◆ **Data shown**
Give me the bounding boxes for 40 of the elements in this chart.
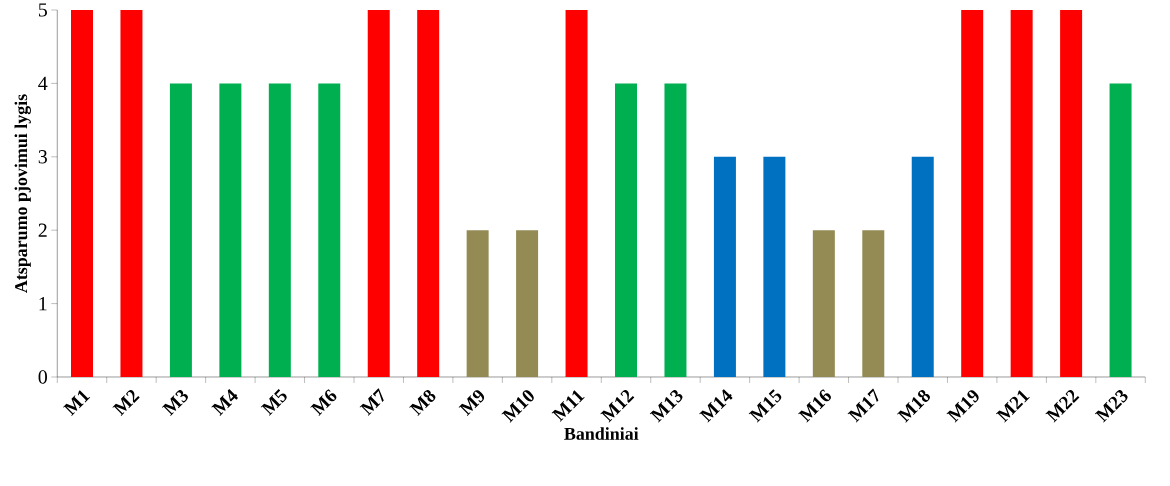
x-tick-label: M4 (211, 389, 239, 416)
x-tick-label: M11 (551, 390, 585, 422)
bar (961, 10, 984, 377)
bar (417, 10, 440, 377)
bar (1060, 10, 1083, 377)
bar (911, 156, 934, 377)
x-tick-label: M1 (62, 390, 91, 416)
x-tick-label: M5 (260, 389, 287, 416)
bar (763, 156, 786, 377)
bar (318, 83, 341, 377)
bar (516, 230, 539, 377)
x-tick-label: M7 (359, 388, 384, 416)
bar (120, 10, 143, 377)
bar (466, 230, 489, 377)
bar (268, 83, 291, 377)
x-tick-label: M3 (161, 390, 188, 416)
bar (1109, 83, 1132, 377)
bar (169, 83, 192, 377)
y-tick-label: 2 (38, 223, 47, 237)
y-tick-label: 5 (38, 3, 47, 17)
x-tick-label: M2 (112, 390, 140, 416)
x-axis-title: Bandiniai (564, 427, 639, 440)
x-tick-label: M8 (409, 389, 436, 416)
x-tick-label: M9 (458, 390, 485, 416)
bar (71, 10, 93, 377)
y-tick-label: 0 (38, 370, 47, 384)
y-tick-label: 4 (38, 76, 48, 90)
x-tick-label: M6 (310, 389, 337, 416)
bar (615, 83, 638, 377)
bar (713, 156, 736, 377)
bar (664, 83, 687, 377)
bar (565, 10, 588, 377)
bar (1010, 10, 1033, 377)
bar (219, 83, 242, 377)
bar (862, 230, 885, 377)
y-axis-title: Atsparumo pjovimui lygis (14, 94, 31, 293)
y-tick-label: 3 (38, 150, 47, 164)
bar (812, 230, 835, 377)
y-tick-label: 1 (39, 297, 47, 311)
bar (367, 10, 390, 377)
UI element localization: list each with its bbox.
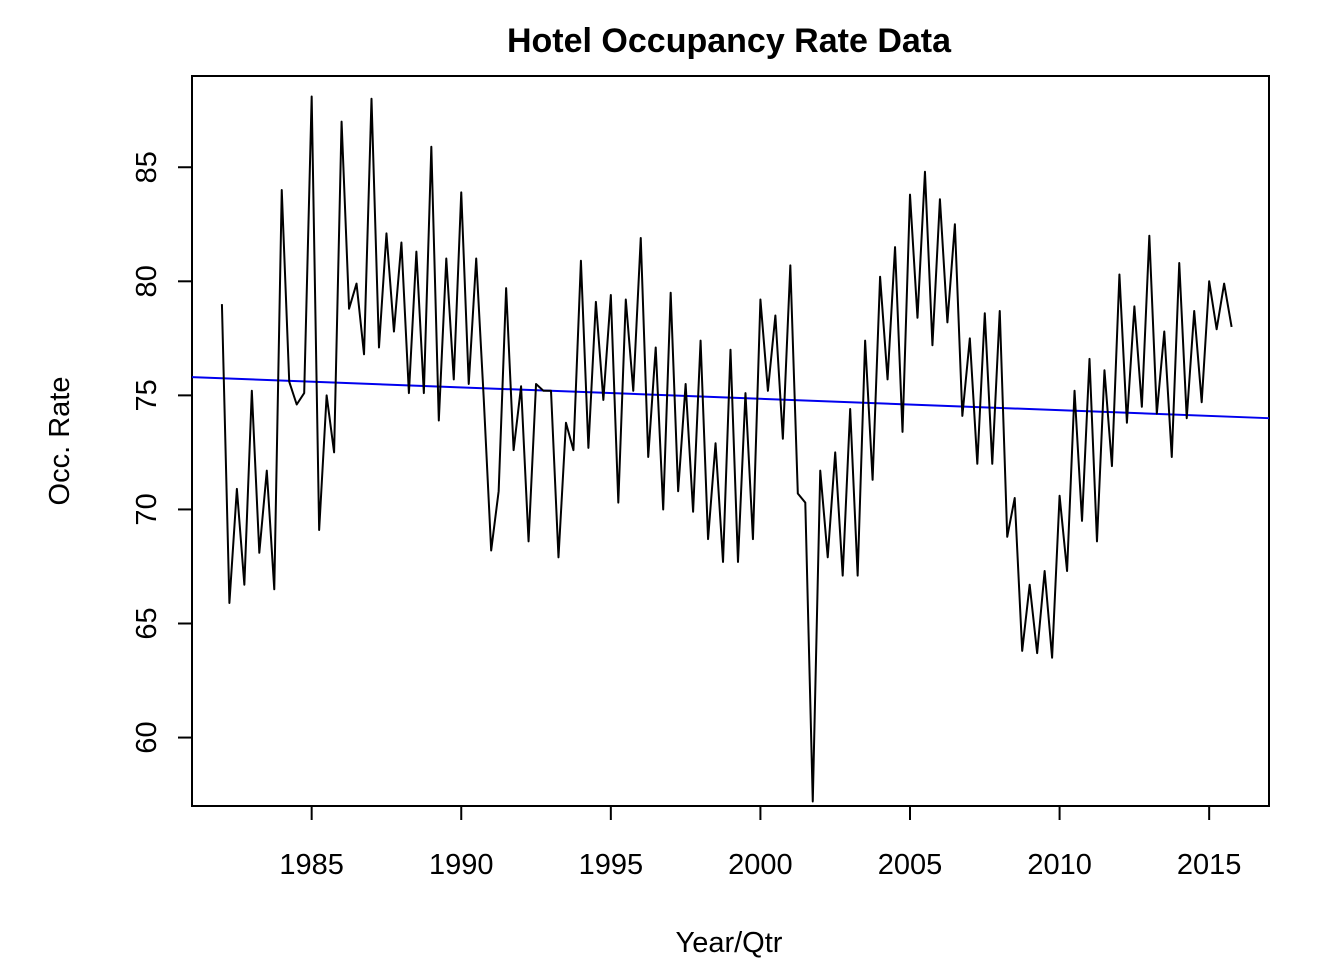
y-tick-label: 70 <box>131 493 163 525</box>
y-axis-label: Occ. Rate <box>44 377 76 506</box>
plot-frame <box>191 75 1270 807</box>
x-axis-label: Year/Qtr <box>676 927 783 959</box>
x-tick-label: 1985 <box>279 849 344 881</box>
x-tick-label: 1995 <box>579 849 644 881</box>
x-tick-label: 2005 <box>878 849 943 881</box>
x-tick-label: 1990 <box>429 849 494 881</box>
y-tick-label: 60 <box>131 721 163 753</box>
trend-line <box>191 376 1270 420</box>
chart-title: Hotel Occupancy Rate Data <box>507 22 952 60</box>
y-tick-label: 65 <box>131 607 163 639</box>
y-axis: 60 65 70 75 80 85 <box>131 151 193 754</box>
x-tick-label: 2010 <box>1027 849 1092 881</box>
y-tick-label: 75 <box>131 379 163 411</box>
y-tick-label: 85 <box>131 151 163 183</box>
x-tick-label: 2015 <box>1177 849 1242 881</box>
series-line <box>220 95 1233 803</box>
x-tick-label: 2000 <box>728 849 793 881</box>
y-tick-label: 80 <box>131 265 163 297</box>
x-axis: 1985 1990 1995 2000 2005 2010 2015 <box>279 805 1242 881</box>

◆ **Exercise goal**
Collect every line of the data above that contains the string "axis", and copy each such line in full.

◆ **Complete answer**
x-axis-title: Bandiniai (564, 427, 639, 440)
y-axis-title: Atsparumo pjovimui lygis (14, 94, 31, 293)
y-axis-label: Occ. Rate <box>44 377 76 506</box>
x-axis-label: Year/Qtr <box>676 927 783 959</box>
y-axis: 60 65 70 75 80 85 <box>131 151 193 754</box>
x-axis: 1985 1990 1995 2000 2005 2010 2015 <box>279 805 1242 881</box>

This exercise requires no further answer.